__Stated exercise__. Reproduce the complete listing without any deviation.

__Records shown__.
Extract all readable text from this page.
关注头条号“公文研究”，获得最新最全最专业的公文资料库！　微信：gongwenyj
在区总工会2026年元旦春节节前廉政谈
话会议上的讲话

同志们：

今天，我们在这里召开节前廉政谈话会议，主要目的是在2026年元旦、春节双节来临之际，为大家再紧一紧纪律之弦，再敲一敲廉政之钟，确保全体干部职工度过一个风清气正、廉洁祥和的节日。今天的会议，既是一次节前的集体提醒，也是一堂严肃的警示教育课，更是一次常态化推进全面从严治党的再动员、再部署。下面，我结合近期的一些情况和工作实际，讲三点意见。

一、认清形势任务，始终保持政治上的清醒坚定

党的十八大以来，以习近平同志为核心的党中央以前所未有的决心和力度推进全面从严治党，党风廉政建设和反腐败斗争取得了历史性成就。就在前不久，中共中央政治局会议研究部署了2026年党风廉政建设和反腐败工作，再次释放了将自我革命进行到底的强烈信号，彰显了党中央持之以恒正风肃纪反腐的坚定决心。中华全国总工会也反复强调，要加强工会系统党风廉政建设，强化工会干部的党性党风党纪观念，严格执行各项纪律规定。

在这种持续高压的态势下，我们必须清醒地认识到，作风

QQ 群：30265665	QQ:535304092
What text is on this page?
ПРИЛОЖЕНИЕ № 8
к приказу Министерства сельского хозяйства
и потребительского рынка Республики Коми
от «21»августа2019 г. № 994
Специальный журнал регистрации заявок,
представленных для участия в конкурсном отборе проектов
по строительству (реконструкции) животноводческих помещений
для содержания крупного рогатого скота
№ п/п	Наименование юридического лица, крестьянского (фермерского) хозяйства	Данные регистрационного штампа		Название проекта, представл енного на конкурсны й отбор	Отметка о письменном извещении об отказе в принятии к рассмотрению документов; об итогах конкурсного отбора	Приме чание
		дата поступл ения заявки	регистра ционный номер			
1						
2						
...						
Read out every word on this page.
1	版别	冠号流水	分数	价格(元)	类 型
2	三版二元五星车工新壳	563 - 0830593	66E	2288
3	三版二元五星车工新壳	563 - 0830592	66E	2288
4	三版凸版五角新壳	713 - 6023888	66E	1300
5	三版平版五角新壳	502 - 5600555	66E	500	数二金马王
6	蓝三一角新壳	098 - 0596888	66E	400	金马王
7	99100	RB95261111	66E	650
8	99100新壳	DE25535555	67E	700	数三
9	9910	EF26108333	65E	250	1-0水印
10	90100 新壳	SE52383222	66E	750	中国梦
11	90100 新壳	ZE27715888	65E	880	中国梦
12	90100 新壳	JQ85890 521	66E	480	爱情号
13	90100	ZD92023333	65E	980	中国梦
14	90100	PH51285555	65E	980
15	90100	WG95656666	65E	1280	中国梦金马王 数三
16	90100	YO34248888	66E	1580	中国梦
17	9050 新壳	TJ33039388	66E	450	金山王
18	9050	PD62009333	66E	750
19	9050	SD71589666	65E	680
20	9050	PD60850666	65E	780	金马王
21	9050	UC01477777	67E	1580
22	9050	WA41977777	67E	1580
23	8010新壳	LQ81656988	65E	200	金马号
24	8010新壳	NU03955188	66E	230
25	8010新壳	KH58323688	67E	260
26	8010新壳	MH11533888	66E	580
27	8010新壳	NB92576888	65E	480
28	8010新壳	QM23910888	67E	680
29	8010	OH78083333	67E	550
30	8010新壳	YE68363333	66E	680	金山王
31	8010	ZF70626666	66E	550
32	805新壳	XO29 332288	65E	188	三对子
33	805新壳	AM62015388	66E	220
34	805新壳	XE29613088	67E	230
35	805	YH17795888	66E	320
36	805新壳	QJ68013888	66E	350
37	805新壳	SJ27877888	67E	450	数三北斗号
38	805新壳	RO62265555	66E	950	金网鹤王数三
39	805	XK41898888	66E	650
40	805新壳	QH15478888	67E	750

__Reply to the exercise__.
Extract all readable text from this page.
关注头条号“公文研究”，获得最新最全最专业的公文资料库！　微信：gongwenyj
在区总工会2026年元旦春节节前廉政谈
话会议上的讲话

同志们：

今天，我们在这里召开节前廉政谈话会议，主要目的是在2026年元旦、春节双节来临之际，为大家再紧一紧纪律之弦，再敲一敲廉政之钟，确保全体干部职工度过一个风清气正、廉洁祥和的节日。今天的会议，既是一次节前的集体提醒，也是一堂严肃的警示教育课，更是一次常态化推进全面从严治党的再动员、再部署。下面，我结合近期的一些情况和工作实际，讲三点意见。

一、认清形势任务，始终保持政治上的清醒坚定

党的十八大以来，以习近平同志为核心的党中央以前所未有的决心和力度推进全面从严治党，党风廉政建设和反腐败斗争取得了历史性成就。就在前不久，中共中央政治局会议研究部署了2026年党风廉政建设和反腐败工作，再次释放了将自我革命进行到底的强烈信号，彰显了党中央持之以恒正风肃纪反腐的坚定决心。中华全国总工会也反复强调，要加强工会系统党风廉政建设，强化工会干部的党性党风党纪观念，严格执行各项纪律规定。

在这种持续高压的态势下，我们必须清醒地认识到，作风

QQ 群：30265665	QQ:535304092
What text is on this page?
ПРИЛОЖЕНИЕ № 8
к приказу Министерства сельского хозяйства
и потребительского рынка Республики Коми
от «21»августа2019 г. № 994
Специальный журнал регистрации заявок,
представленных для участия в конкурсном отборе проектов
по строительству (реконструкции) животноводческих помещений
для содержания крупного рогатого скота
№ п/п	Наименование юридического лица, крестьянского (фермерского) хозяйства	Данные регистрационного штампа		Название проекта, представл енного на конкурсны й отбор	Отметка о письменном извещении об отказе в принятии к рассмотрению документов; об итогах конкурсного отбора	Приме чание
		дата поступл ения заявки	регистра ционный номер			
1						
2						
...						
Read out every word on this page.
1	版别	冠号流水	分数	价格(元)	类 型
2	三版二元五星车工新壳	563 - 0830593	66E	2288
3	三版二元五星车工新壳	563 - 0830592	66E	2288
4	三版凸版五角新壳	713 - 6023888	66E	1300
5	三版平版五角新壳	502 - 5600555	66E	500	数二金马王
6	蓝三一角新壳	098 - 0596888	66E	400	金马王
7	99100	RB95261111	66E	650
8	99100新壳	DE25535555	67E	700	数三
9	9910	EF26108333	65E	250	1-0水印
10	90100 新壳	SE52383222	66E	750	中国梦
11	90100 新壳	ZE27715888	65E	880	中国梦
12	90100 新壳	JQ85890 521	66E	480	爱情号
13	90100	ZD92023333	65E	980	中国梦
14	90100	PH51285555	65E	980
15	90100	WG95656666	65E	1280	中国梦金马王 数三
16	90100	YO34248888	66E	1580	中国梦
17	9050 新壳	TJ33039388	66E	450	金山王
18	9050	PD62009333	66E	750
19	9050	SD71589666	65E	680
20	9050	PD60850666	65E	780	金马王
21	9050	UC01477777	67E	1580
22	9050	WA41977777	67E	1580
23	8010新壳	LQ81656988	65E	200	金马号
24	8010新壳	NU03955188	66E	230
25	8010新壳	KH58323688	67E	260
26	8010新壳	MH11533888	66E	580
27	8010新壳	NB92576888	65E	480
28	8010新壳	QM23910888	67E	680
29	8010	OH78083333	67E	550
30	8010新壳	YE68363333	66E	680	金山王
31	8010	ZF70626666	66E	550
32	805新壳	XO29 332288	65E	188	三对子
33	805新壳	AM62015388	66E	220
34	805新壳	XE29613088	67E	230
35	805	YH17795888	66E	320
36	805新壳	QJ68013888	66E	350
37	805新壳	SJ27877888	67E	450	数三北斗号
38	805新壳	RO62265555	66E	950	金网鹤王数三
39	805	XK41898888	66E	650
40	805新壳	QH15478888	67E	750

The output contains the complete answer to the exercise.